**WRITTEN REQUEST:** Where a line holds the word "text", copy that line.

**STORED ROWS:**

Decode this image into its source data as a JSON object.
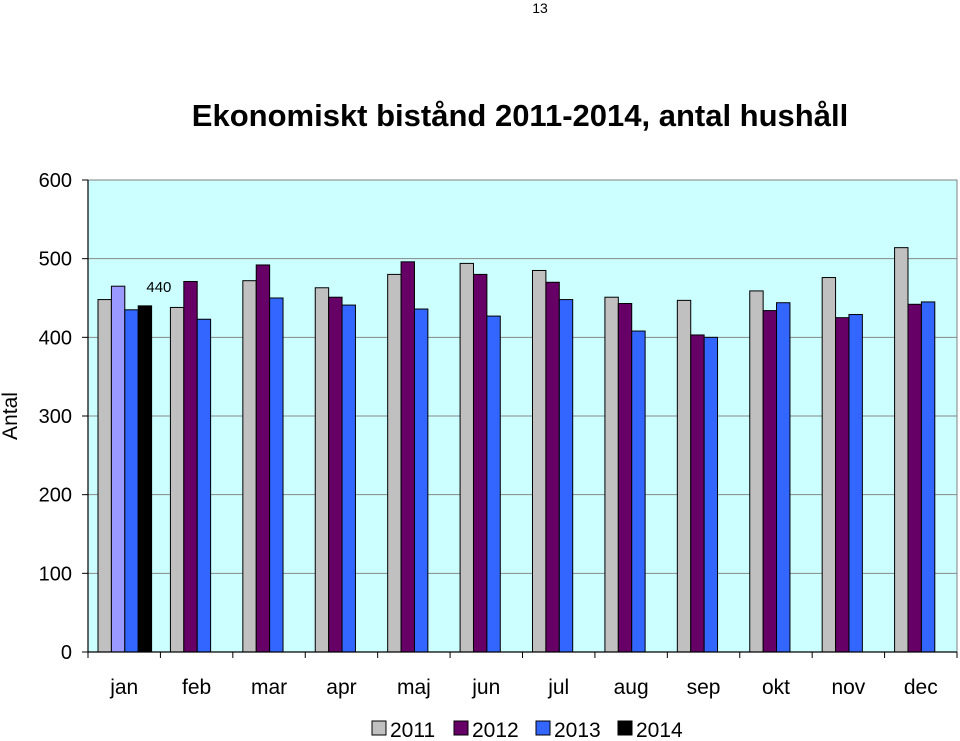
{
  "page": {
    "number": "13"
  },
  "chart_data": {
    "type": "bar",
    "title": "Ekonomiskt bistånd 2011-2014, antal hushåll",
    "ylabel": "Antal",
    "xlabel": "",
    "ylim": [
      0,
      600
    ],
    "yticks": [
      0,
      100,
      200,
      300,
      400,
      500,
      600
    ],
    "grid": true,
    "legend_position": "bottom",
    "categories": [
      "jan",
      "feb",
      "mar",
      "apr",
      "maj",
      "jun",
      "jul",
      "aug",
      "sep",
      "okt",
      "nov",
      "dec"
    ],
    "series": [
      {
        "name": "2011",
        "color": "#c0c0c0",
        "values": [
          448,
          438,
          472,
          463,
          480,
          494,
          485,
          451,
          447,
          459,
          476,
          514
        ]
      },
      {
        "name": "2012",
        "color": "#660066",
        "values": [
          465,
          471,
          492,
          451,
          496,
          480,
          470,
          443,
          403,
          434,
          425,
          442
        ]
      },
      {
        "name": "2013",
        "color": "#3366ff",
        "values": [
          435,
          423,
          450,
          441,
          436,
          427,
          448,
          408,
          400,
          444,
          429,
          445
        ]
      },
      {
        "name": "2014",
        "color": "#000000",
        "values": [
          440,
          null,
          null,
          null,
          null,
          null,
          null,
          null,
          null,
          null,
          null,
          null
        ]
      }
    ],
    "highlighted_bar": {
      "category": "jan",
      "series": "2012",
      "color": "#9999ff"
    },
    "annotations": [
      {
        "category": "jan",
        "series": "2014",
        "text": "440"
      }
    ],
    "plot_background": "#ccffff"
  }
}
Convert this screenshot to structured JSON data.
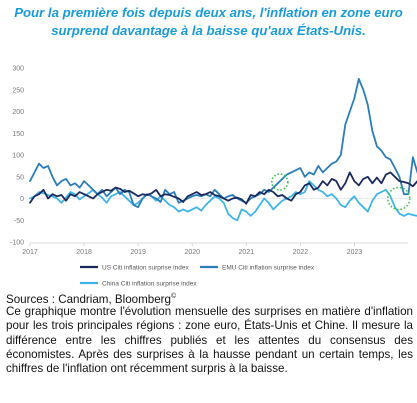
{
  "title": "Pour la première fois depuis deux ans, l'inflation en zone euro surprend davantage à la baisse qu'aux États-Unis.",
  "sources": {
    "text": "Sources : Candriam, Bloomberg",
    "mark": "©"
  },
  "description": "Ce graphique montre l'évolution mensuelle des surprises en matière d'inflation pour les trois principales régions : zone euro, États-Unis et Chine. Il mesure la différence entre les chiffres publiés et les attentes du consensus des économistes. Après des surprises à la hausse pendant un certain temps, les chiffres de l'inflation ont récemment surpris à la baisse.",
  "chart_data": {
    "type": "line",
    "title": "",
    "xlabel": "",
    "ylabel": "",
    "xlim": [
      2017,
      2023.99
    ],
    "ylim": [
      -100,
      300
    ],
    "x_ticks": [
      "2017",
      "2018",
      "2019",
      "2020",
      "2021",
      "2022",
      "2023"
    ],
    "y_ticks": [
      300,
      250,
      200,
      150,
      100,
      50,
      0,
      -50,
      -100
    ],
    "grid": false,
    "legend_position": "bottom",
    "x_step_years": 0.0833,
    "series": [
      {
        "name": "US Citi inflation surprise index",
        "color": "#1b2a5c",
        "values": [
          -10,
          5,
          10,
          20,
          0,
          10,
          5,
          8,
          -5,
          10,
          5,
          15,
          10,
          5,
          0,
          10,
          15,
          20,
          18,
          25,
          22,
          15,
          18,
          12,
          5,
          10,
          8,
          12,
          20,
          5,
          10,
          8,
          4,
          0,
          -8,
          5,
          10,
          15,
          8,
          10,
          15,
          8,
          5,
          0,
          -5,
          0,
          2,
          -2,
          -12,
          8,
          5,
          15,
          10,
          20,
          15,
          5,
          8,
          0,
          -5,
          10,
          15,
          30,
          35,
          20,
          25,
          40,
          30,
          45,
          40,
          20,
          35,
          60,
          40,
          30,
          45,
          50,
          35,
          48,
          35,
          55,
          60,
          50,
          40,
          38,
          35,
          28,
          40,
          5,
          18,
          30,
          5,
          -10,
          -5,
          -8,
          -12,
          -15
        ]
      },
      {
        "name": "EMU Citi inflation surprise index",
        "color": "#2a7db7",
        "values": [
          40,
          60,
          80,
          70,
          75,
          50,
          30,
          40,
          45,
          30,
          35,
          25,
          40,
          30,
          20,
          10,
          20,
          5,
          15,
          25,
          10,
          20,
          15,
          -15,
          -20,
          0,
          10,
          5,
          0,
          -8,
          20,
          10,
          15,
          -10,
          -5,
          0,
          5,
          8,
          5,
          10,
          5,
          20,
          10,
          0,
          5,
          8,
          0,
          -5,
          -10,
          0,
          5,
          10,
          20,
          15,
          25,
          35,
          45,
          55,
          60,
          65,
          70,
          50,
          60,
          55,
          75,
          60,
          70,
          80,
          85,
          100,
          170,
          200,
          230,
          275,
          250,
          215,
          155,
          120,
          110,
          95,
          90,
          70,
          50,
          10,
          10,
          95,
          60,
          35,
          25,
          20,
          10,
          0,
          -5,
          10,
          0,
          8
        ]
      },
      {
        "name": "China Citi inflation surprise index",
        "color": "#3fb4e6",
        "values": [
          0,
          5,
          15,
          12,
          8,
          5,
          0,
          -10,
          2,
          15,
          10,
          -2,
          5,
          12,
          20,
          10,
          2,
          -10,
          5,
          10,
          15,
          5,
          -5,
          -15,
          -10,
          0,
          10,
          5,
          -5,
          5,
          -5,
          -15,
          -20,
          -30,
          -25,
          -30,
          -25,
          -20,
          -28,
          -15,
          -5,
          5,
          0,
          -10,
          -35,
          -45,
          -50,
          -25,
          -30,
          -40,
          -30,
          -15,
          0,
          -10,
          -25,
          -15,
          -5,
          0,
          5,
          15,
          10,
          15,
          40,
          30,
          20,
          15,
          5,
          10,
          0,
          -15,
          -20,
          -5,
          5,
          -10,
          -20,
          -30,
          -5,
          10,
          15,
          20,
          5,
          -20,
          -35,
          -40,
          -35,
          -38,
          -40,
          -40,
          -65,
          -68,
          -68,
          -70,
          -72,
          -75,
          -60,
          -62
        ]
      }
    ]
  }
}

---

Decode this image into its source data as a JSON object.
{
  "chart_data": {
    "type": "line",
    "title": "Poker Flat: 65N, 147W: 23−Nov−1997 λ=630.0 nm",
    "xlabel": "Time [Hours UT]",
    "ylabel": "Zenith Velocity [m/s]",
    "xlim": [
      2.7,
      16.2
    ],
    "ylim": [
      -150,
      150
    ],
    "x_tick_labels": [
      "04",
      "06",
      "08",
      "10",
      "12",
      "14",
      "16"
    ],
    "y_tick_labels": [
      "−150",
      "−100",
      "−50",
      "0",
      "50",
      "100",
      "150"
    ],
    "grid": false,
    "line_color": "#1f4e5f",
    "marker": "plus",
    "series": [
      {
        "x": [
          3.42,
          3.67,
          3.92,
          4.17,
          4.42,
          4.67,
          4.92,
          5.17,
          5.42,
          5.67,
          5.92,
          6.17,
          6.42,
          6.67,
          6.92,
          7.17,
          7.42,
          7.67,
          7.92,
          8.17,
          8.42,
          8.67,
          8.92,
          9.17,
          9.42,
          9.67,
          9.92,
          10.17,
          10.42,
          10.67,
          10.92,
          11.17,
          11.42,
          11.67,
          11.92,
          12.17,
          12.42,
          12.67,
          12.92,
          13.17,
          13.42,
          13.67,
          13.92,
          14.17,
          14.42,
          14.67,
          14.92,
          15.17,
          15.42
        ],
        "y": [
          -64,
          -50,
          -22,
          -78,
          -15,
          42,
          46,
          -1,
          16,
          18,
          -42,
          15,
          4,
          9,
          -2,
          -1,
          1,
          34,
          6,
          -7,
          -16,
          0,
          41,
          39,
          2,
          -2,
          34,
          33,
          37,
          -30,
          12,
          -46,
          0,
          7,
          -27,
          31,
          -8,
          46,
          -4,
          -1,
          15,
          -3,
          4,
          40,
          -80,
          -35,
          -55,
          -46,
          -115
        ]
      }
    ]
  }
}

**COMPLETED EXERCISE:**
        "text": "440"
    "text": "Sources : Candriam, Bloomberg",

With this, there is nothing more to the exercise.